--- Record list ---
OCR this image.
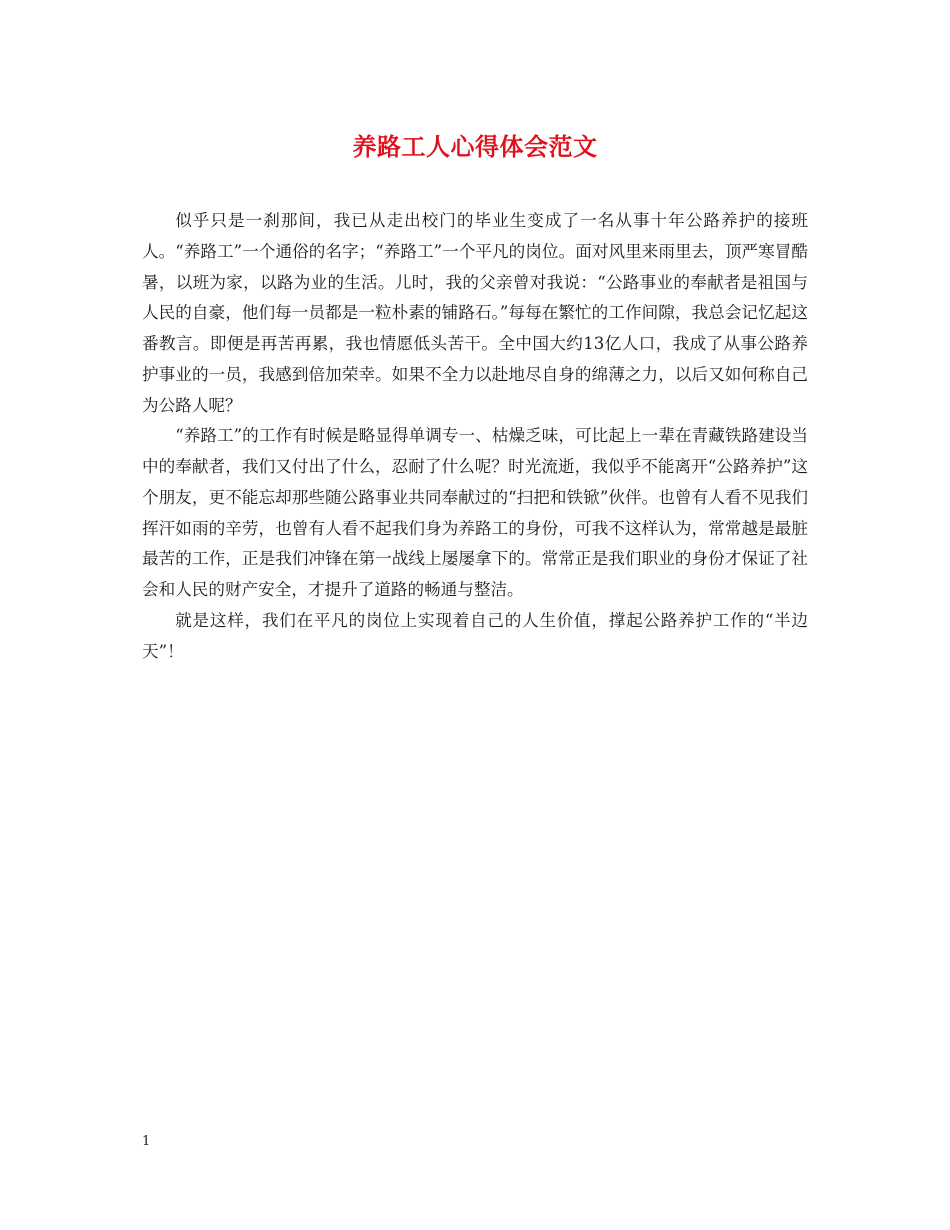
养路工人心得体会范文

似乎只是一刹那间，我已从走出校门的毕业生变成了一名从事十年公路养护的接班人。“养路工”一个通俗的名字；“养路工”一个平凡的岗位。面对风里来雨里去，顶严寒冒酷暑，以班为家，以路为业的生活。儿时，我的父亲曾对我说：“公路事业的奉献者是祖国与人民的自豪，他们每一员都是一粒朴素的铺路石。”每每在繁忙的工作间隙，我总会记忆起这番教言。即便是再苦再累，我也情愿低头苦干。全中国大约13亿人口，我成了从事公路养护事业的一员，我感到倍加荣幸。如果不全力以赴地尽自身的绵薄之力，以后又如何称自己为公路人呢？

“养路工”的工作有时候是略显得单调专一、枯燥乏味，可比起上一辈在青藏铁路建设当中的奉献者，我们又付出了什么，忍耐了什么呢？时光流逝，我似乎不能离开“公路养护”这个朋友，更不能忘却那些随公路事业共同奉献过的“扫把和铁锨”伙伴。也曾有人看不见我们挥汗如雨的辛劳，也曾有人看不起我们身为养路工的身份，可我不这样认为，常常越是最脏最苦的工作，正是我们冲锋在第一战线上屡屡拿下的。常常正是我们职业的身份才保证了社会和人民的财产安全，才提升了道路的畅通与整洁。

就是这样，我们在平凡的岗位上实现着自己的人生价值，撑起公路养护工作的“半边天”！

1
---
**Given exercise**
Images in the data above are to be skipped. Retype all other material exactly.

**Written response**
OCR this image.
养路工人心得体会范文

似乎只是一刹那间，我已从走出校门的毕业生变成了一名从事十年公路养护的接班人。“养路工”一个通俗的名字；“养路工”一个平凡的岗位。面对风里来雨里去，顶严寒冒酷暑，以班为家，以路为业的生活。儿时，我的父亲曾对我说：“公路事业的奉献者是祖国与人民的自豪，他们每一员都是一粒朴素的铺路石。”每每在繁忙的工作间隙，我总会记忆起这番教言。即便是再苦再累，我也情愿低头苦干。全中国大约13亿人口，我成了从事公路养护事业的一员，我感到倍加荣幸。如果不全力以赴地尽自身的绵薄之力，以后又如何称自己为公路人呢？

“养路工”的工作有时候是略显得单调专一、枯燥乏味，可比起上一辈在青藏铁路建设当中的奉献者，我们又付出了什么，忍耐了什么呢？时光流逝，我似乎不能离开“公路养护”这个朋友，更不能忘却那些随公路事业共同奉献过的“扫把和铁锨”伙伴。也曾有人看不见我们挥汗如雨的辛劳，也曾有人看不起我们身为养路工的身份，可我不这样认为，常常越是最脏最苦的工作，正是我们冲锋在第一战线上屡屡拿下的。常常正是我们职业的身份才保证了社会和人民的财产安全，才提升了道路的畅通与整洁。

就是这样，我们在平凡的岗位上实现着自己的人生价值，撑起公路养护工作的“半边天”！

1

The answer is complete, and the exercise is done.